→ **REQUIRED TASK**
Lift out all lines below that contain "text".

-------- TASK INPUT

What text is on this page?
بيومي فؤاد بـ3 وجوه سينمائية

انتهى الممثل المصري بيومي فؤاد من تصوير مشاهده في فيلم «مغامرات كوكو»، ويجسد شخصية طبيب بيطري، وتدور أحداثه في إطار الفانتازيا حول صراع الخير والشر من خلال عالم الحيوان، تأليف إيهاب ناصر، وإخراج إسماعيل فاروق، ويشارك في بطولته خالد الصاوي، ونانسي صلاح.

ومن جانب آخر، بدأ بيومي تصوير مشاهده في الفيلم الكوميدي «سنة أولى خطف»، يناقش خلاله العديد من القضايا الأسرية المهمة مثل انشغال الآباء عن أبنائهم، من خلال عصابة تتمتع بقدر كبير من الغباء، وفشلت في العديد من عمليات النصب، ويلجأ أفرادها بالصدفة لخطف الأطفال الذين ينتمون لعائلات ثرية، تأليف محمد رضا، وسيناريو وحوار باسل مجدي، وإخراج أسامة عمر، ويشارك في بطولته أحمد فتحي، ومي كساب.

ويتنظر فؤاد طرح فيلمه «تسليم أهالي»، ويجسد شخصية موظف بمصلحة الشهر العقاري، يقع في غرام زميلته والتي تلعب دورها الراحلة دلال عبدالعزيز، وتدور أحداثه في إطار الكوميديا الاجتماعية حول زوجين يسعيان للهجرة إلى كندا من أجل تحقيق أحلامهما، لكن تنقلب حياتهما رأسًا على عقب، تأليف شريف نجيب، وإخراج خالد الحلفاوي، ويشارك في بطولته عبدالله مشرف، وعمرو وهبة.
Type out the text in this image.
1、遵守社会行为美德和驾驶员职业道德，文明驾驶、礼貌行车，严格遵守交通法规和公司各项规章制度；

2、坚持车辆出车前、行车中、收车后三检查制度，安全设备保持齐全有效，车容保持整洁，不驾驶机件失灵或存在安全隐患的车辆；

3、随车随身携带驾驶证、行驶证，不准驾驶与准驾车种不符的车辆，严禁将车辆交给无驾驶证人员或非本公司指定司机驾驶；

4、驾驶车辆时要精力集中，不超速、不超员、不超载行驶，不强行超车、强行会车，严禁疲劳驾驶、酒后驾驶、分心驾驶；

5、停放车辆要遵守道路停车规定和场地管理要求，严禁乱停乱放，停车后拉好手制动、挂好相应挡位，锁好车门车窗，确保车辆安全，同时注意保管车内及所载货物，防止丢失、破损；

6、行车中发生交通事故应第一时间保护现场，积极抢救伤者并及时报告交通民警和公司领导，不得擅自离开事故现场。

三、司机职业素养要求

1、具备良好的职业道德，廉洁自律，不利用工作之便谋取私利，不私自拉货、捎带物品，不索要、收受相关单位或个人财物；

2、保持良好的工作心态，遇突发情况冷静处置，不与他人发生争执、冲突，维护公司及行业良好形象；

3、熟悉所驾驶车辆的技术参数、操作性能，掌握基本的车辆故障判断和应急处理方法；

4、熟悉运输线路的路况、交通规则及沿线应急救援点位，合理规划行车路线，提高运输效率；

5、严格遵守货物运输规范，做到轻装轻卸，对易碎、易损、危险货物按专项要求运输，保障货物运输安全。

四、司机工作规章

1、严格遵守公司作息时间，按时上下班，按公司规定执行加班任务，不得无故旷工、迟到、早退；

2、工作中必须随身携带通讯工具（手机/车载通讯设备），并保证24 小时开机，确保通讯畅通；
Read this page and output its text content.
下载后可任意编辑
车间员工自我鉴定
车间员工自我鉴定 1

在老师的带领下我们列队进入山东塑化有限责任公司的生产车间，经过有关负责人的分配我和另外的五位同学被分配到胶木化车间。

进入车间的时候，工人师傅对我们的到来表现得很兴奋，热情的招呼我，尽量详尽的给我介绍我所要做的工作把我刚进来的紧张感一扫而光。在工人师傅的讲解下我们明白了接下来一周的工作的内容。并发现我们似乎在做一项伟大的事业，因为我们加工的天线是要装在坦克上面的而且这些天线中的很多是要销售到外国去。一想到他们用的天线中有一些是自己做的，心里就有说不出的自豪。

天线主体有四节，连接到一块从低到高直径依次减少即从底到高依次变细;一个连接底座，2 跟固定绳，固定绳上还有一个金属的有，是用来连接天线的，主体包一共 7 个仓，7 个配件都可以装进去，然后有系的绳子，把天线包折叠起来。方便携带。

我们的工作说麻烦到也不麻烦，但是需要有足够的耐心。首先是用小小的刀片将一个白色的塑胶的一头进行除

----------------

→ **SOLUTION FOR THIS EXERCISE**
What text is on this page?
Type out the text in this image.
Read this page and output its text content.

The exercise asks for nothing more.